> The problem: Write out all the entries word for word, but skip any images.

> Task input:
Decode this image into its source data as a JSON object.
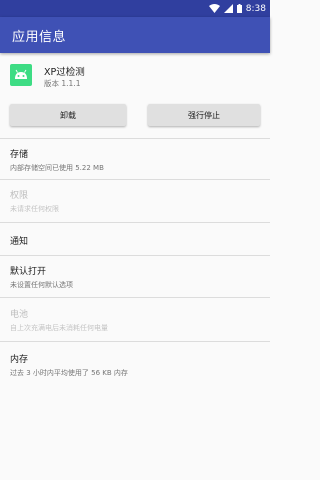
{
  "status_bar": {
    "time": "8:38"
  },
  "app_bar": {
    "title": "应用信息"
  },
  "app": {
    "name": "XP过检测",
    "version": "版本 1.1.1",
    "icon": "android-icon"
  },
  "buttons": {
    "uninstall": "卸载",
    "force_stop": "强行停止"
  },
  "sections": {
    "storage": {
      "title": "存储",
      "subtitle": "内部存储空间已使用 5.22 MB"
    },
    "permissions": {
      "title": "权限",
      "subtitle": "未请求任何权限"
    },
    "notifications": {
      "title": "通知"
    },
    "open_by_default": {
      "title": "默认打开",
      "subtitle": "未设置任何默认选项"
    },
    "battery": {
      "title": "电池",
      "subtitle": "自上次充满电后未消耗任何电量"
    },
    "memory": {
      "title": "内存",
      "subtitle": "过去 3 小时内平均使用了 56 KB 内存"
    }
  },
  "colors": {
    "status_bar": "#303f9f",
    "app_bar": "#3f51b5",
    "android_green": "#3ddc84"
  }
}
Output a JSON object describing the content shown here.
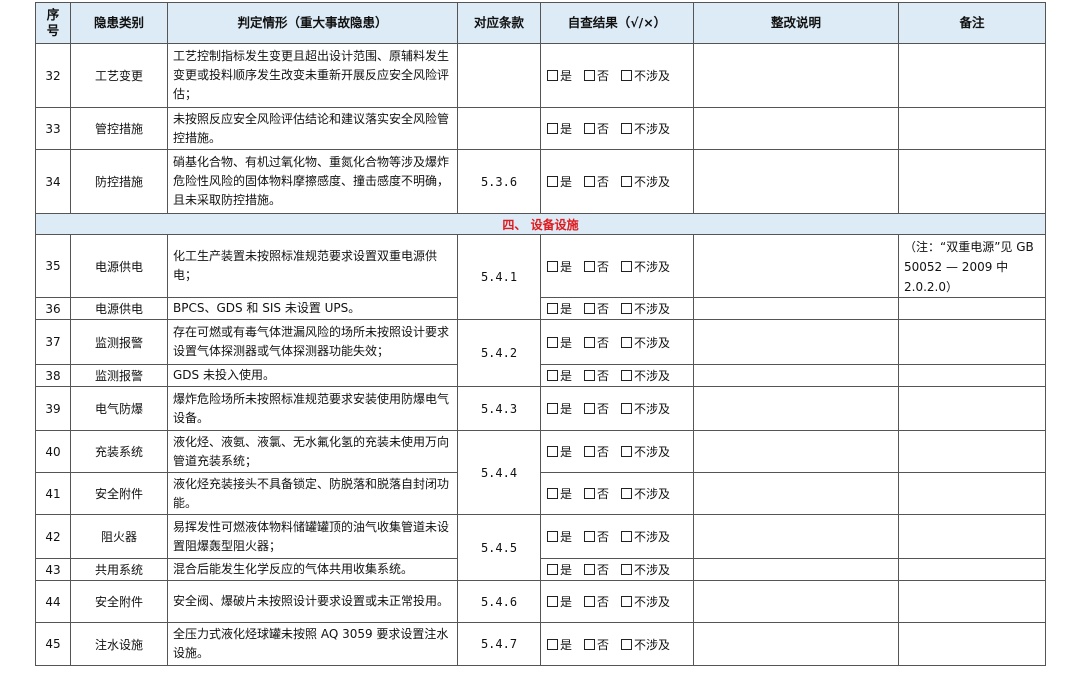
{
  "header": {
    "no": "序号",
    "category": "隐患类别",
    "criteria": "判定情形（重大事故隐患）",
    "clause": "对应条款",
    "result": "自查结果（√/×）",
    "rectify": "整改说明",
    "remark": "备注"
  },
  "options": {
    "yes": "是",
    "no": "否",
    "na": "不涉及"
  },
  "rows": [
    {
      "no": "32",
      "category": "工艺变更",
      "criteria": "工艺控制指标发生变更且超出设计范围、原辅料发生变更或投料顺序发生改变未重新开展反应安全风险评估；"
    },
    {
      "no": "33",
      "category": "管控措施",
      "criteria": "未按照反应安全风险评估结论和建议落实安全风险管控措施。"
    },
    {
      "no": "34",
      "category": "防控措施",
      "criteria": "硝基化合物、有机过氧化物、重氮化合物等涉及爆炸危险性风险的固体物料摩擦感度、撞击感度不明确，且未采取防控措施。",
      "clause": "5.3.6"
    },
    {
      "no": "35",
      "category": "电源供电",
      "criteria": "化工生产装置未按照标准规范要求设置双重电源供电；",
      "clause": "5.4.1",
      "remark": "（注：“双重电源”见 GB 50052 — 2009 中 2.0.2.0）"
    },
    {
      "no": "36",
      "category": "电源供电",
      "criteria": "BPCS、GDS 和 SIS 未设置 UPS。"
    },
    {
      "no": "37",
      "category": "监测报警",
      "criteria": "存在可燃或有毒气体泄漏风险的场所未按照设计要求设置气体探测器或气体探测器功能失效；",
      "clause": "5.4.2"
    },
    {
      "no": "38",
      "category": "监测报警",
      "criteria": "GDS 未投入使用。"
    },
    {
      "no": "39",
      "category": "电气防爆",
      "criteria": "爆炸危险场所未按照标准规范要求安装使用防爆电气设备。",
      "clause": "5.4.3"
    },
    {
      "no": "40",
      "category": "充装系统",
      "criteria": "液化烃、液氨、液氯、无水氟化氢的充装未使用万向管道充装系统；",
      "clause": "5.4.4"
    },
    {
      "no": "41",
      "category": "安全附件",
      "criteria": "液化烃充装接头不具备锁定、防脱落和脱落自封闭功能。"
    },
    {
      "no": "42",
      "category": "阻火器",
      "criteria": "易挥发性可燃液体物料储罐罐顶的油气收集管道未设置阻爆轰型阻火器；",
      "clause": "5.4.5"
    },
    {
      "no": "43",
      "category": "共用系统",
      "criteria": "混合后能发生化学反应的气体共用收集系统。"
    },
    {
      "no": "44",
      "category": "安全附件",
      "criteria": "安全阀、爆破片未按照设计要求设置或未正常投用。",
      "clause": "5.4.6"
    },
    {
      "no": "45",
      "category": "注水设施",
      "criteria": "全压力式液化烃球罐未按照 AQ 3059 要求设置注水设施。",
      "clause": "5.4.7"
    }
  ],
  "section": {
    "label": "四、 设备设施"
  }
}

> The result:
Decode this image into its source data as a JSON object.
{
  "status_bar": {
    "time": "8:38"
  },
  "app_bar": {
    "title": "应用信息"
  },
  "app": {
    "name": "XP过检测",
    "version": "版本 1.1.1",
    "icon": "android-icon"
  },
  "buttons": {
    "uninstall": "卸载",
    "force_stop": "强行停止"
  },
  "sections": {
    "storage": {
      "title": "存储",
      "subtitle": "内部存储空间已使用 5.22 MB"
    },
    "permissions": {
      "title": "权限",
      "subtitle": "未请求任何权限"
    },
    "notifications": {
      "title": "通知"
    },
    "open_by_default": {
      "title": "默认打开",
      "subtitle": "未设置任何默认选项"
    },
    "battery": {
      "title": "电池",
      "subtitle": "自上次充满电后未消耗任何电量"
    },
    "memory": {
      "title": "内存",
      "subtitle": "过去 3 小时内平均使用了 56 KB 内存"
    }
  },
  "colors": {
    "status_bar": "#303f9f",
    "app_bar": "#3f51b5",
    "android_green": "#3ddc84"
  }
}
Output a JSON object describing the content shown here.
{
  "header": {
    "no": "序号",
    "category": "隐患类别",
    "criteria": "判定情形（重大事故隐患）",
    "clause": "对应条款",
    "result": "自查结果（√/×）",
    "rectify": "整改说明",
    "remark": "备注"
  },
  "options": {
    "yes": "是",
    "no": "否",
    "na": "不涉及"
  },
  "rows": [
    {
      "no": "32",
      "category": "工艺变更",
      "criteria": "工艺控制指标发生变更且超出设计范围、原辅料发生变更或投料顺序发生改变未重新开展反应安全风险评估；"
    },
    {
      "no": "33",
      "category": "管控措施",
      "criteria": "未按照反应安全风险评估结论和建议落实安全风险管控措施。"
    },
    {
      "no": "34",
      "category": "防控措施",
      "criteria": "硝基化合物、有机过氧化物、重氮化合物等涉及爆炸危险性风险的固体物料摩擦感度、撞击感度不明确，且未采取防控措施。",
      "clause": "5.3.6"
    },
    {
      "no": "35",
      "category": "电源供电",
      "criteria": "化工生产装置未按照标准规范要求设置双重电源供电；",
      "clause": "5.4.1",
      "remark": "（注：“双重电源”见 GB 50052 — 2009 中 2.0.2.0）"
    },
    {
      "no": "36",
      "category": "电源供电",
      "criteria": "BPCS、GDS 和 SIS 未设置 UPS。"
    },
    {
      "no": "37",
      "category": "监测报警",
      "criteria": "存在可燃或有毒气体泄漏风险的场所未按照设计要求设置气体探测器或气体探测器功能失效；",
      "clause": "5.4.2"
    },
    {
      "no": "38",
      "category": "监测报警",
      "criteria": "GDS 未投入使用。"
    },
    {
      "no": "39",
      "category": "电气防爆",
      "criteria": "爆炸危险场所未按照标准规范要求安装使用防爆电气设备。",
      "clause": "5.4.3"
    },
    {
      "no": "40",
      "category": "充装系统",
      "criteria": "液化烃、液氨、液氯、无水氟化氢的充装未使用万向管道充装系统；",
      "clause": "5.4.4"
    },
    {
      "no": "41",
      "category": "安全附件",
      "criteria": "液化烃充装接头不具备锁定、防脱落和脱落自封闭功能。"
    },
    {
      "no": "42",
      "category": "阻火器",
      "criteria": "易挥发性可燃液体物料储罐罐顶的油气收集管道未设置阻爆轰型阻火器；",
      "clause": "5.4.5"
    },
    {
      "no": "43",
      "category": "共用系统",
      "criteria": "混合后能发生化学反应的气体共用收集系统。"
    },
    {
      "no": "44",
      "category": "安全附件",
      "criteria": "安全阀、爆破片未按照设计要求设置或未正常投用。",
      "clause": "5.4.6"
    },
    {
      "no": "45",
      "category": "注水设施",
      "criteria": "全压力式液化烃球罐未按照 AQ 3059 要求设置注水设施。",
      "clause": "5.4.7"
    }
  ],
  "section": {
    "label": "四、 设备设施"
  }
}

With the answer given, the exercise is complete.